Data excerpts:
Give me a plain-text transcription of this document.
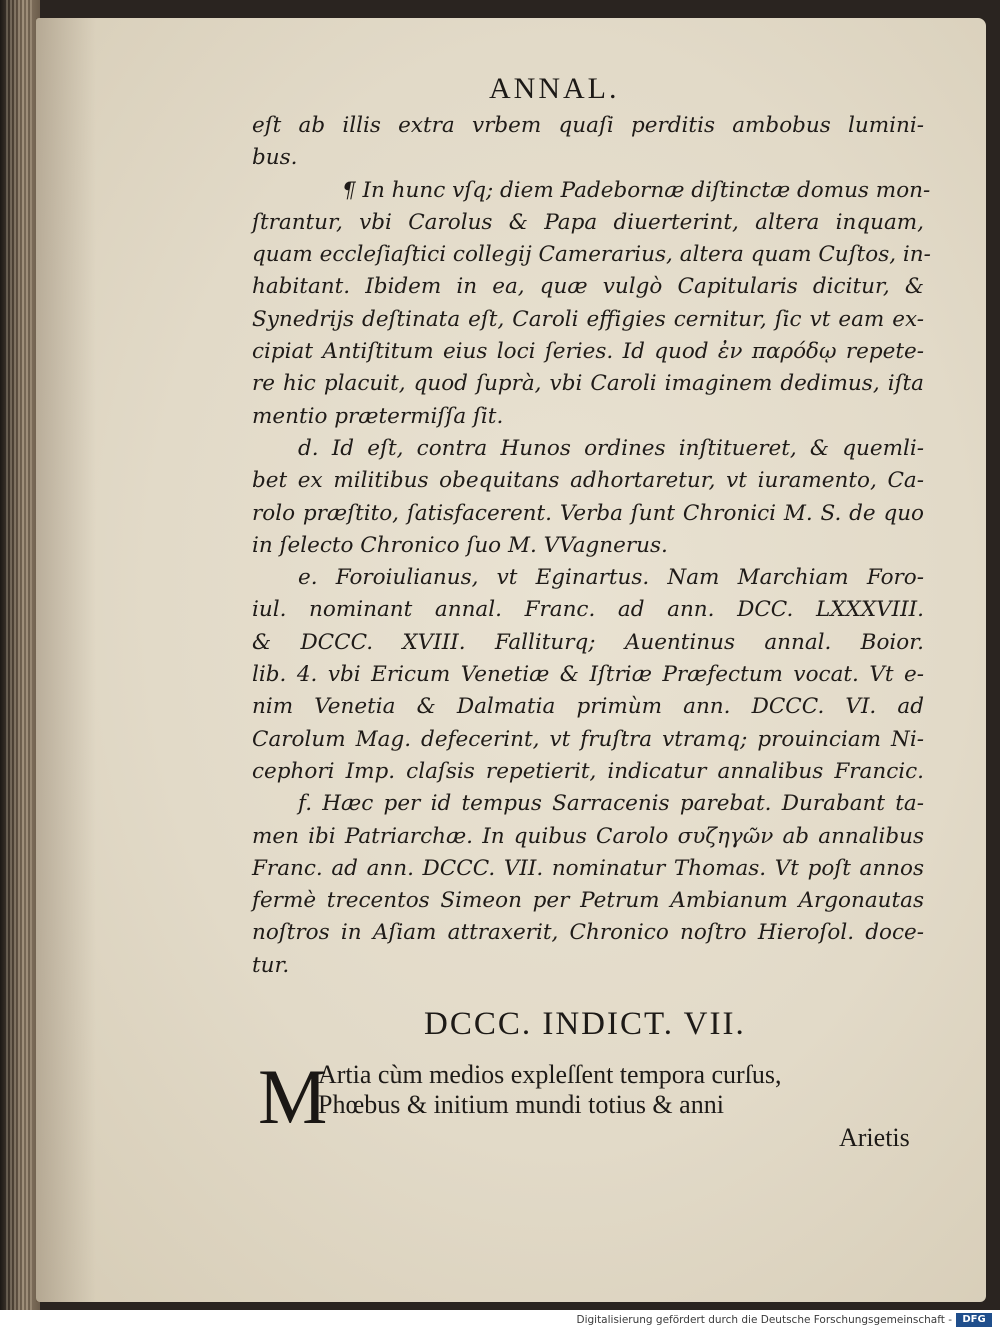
ANNAL.
eſt ab illis extra vrbem quaſi perditis ambobus lumini-
bus.
¶ In hunc vſq; diem Padebornæ diſtinctæ domus mon-
ſtrantur, vbi Carolus & Papa diuerterint, altera inquam,
quam eccleſiaſtici collegij Camerarius, altera quam Cuſtos, in-
habitant. Ibidem in ea, quæ vulgò Capitularis dicitur, &
Synedrijs deſtinata eſt, Caroli effigies cernitur, ſic vt eam ex-
cipiat Antiſtitum eius loci ſeries. Id quod ἐν παρόδῳ repete-
re hic placuit, quod ſuprà, vbi Caroli imaginem dedimus, iſta
mentio prætermiſſa ſit.
d. Id eſt, contra Hunos ordines inſtitueret, & quemli-
bet ex militibus obequitans adhortaretur, vt iuramento, Ca-
rolo præſtito, ſatisfacerent. Verba ſunt Chronici M. S. de quo
in ſelecto Chronico ſuo M. VVagnerus.
e. Foroiulianus, vt Eginartus. Nam Marchiam Foro-
iul. nominant annal. Franc. ad ann. DCC. LXXXVIII.
& DCCC. XVIII. Falliturq; Auentinus annal. Boior.
lib. 4. vbi Ericum Venetiæ & Iſtriæ Præfectum vocat. Vt e-
nim Venetia & Dalmatia primùm ann. DCCC. VI. ad
Carolum Mag. defecerint, vt fruſtra vtramq; prouinciam Ni-
cephori Imp. claſsis repetierit, indicatur annalibus Francic.
f. Hæc per id tempus Sarracenis parebat. Durabant ta-
men ibi Patriarchæ. In quibus Carolo συζηγῶν ab annalibus
Franc. ad ann. DCCC. VII. nominatur Thomas. Vt poſt annos
fermè trecentos Simeon per Petrum Ambianum Argonautas
noſtros in Aſiam attraxerit, Chronico noſtro Hieroſol. doce-
tur.
DCCC. INDICT. VII.
M
Artia cùm medios expleſſent tempora curſus,
Phœbus & initium mundi totius & anni
Arietis
Digitalisierung gefördert durch die Deutsche Forschungsgemeinschaft -	DFG
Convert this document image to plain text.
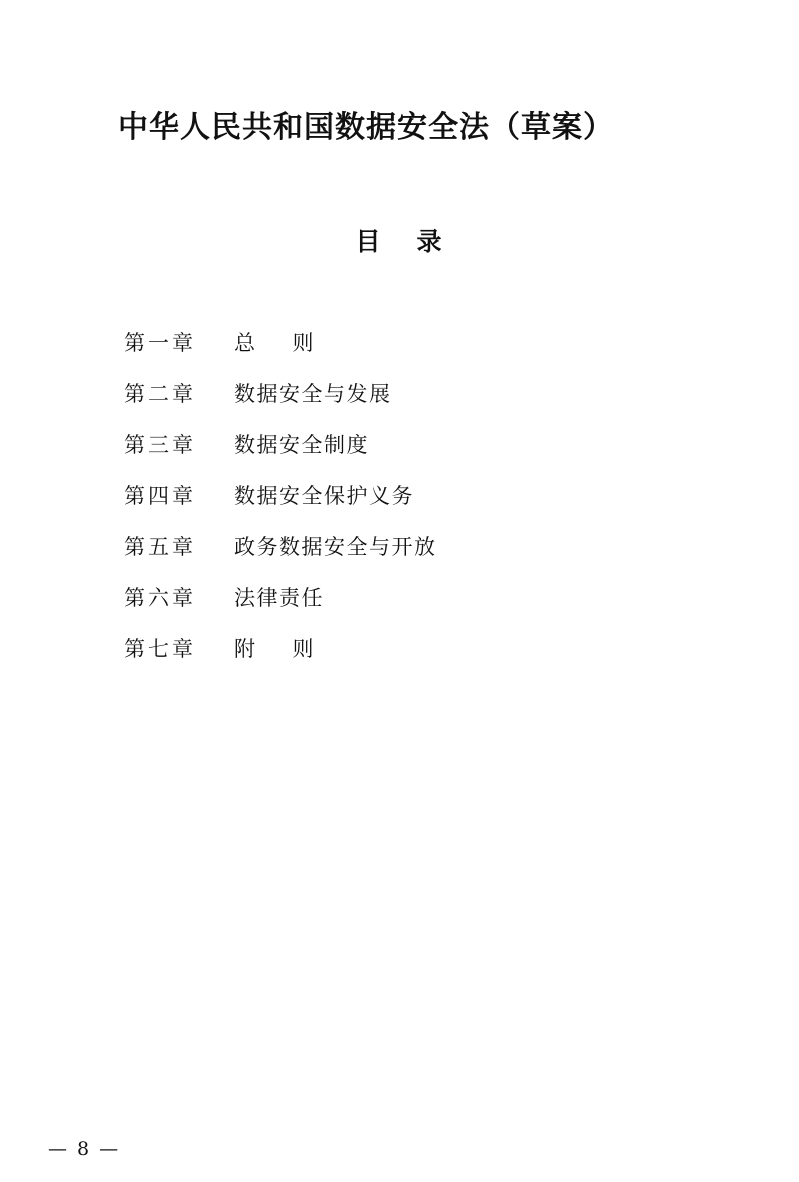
中华人民共和国数据安全法（草案）
目 录
第一章 总 则
第二章 数据安全与发展
第三章 数据安全制度
第四章 数据安全保护义务
第五章 政务数据安全与开放
第六章 法律责任
第七章 附 则
— 8 —
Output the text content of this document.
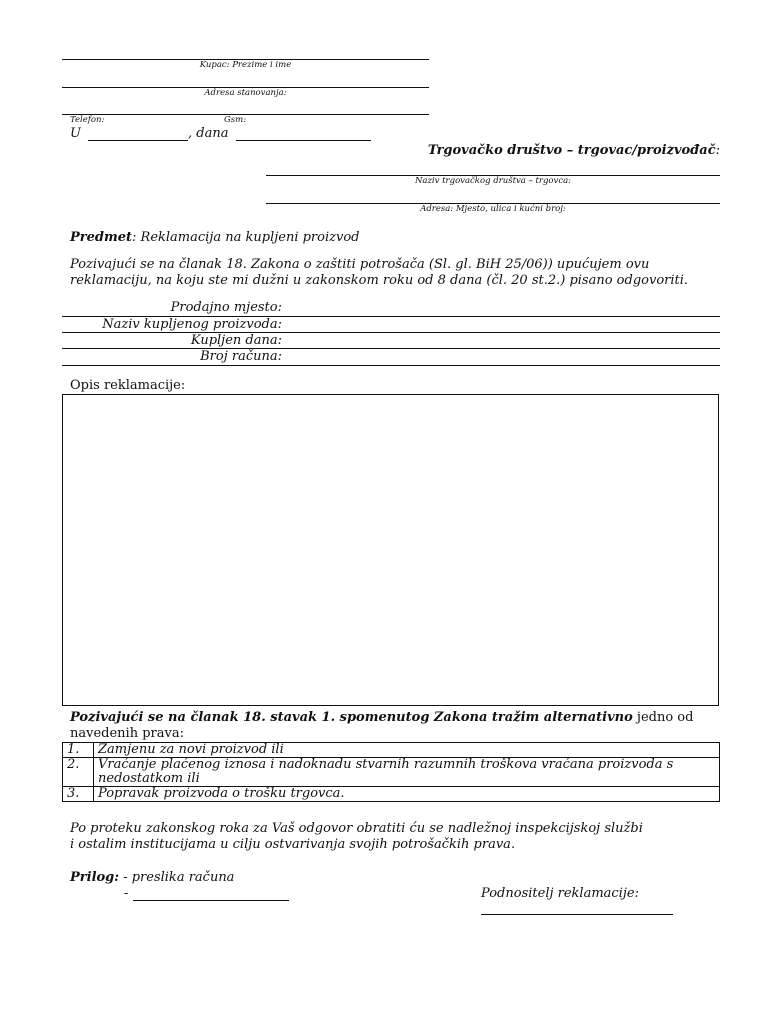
Kupac: Prezime i ime
Adresa stanovanja:
Telefon:	Gsm:
U	, dana
Trgovačko društvo – trgovac/proizvođač:
Naziv trgovačkog društva – trgovca:
Adresa: Mjesto, ulica i kućni broj:
Predmet: Reklamacija na kupljeni proizvod
Pozivajući se na članak 18. Zakona o zaštiti potrošača (Sl. gl. BiH 25/06)) upućujem ovu
reklamaciju, na koju ste mi dužni u zakonskom roku od 8 dana (čl. 20 st.2.) pisano odgovoriti.
Prodajno mjesto:
Naziv kupljenog proizvoda:
Kupljen dana:
Broj računa:
Opis reklamacije:
Pozivajući se na članak 18. stavak 1. spomenutog Zakona tražim alternativno jedno od
navedenih prava:
1.	Zamjenu za novi proizvod ili
2.	Vraćanje plaćenog iznosa i nadoknadu stvarnih razumnih troškova vraćana proizvoda s nedostatkom ili
3.	Popravak proizvoda o trošku trgovca.
Po proteku zakonskog roka za Vaš odgovor obratiti ću se nadležnoj inspekcijskoj službi
i ostalim institucijama u cilju ostvarivanja svojih potrošačkih prava.
Prilog: - preslika računa
-	Podnositelj reklamacije:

§ **What is expected**
Reproduce each line holding the word "proizvoda".

§ **Result**
Naziv kupljenog proizvoda:
2.	Vraćanje plaćenog iznosa i nadoknadu stvarnih razumnih troškova vraćana proizvoda s nedostatkom ili
3.	Popravak proizvoda o trošku trgovca.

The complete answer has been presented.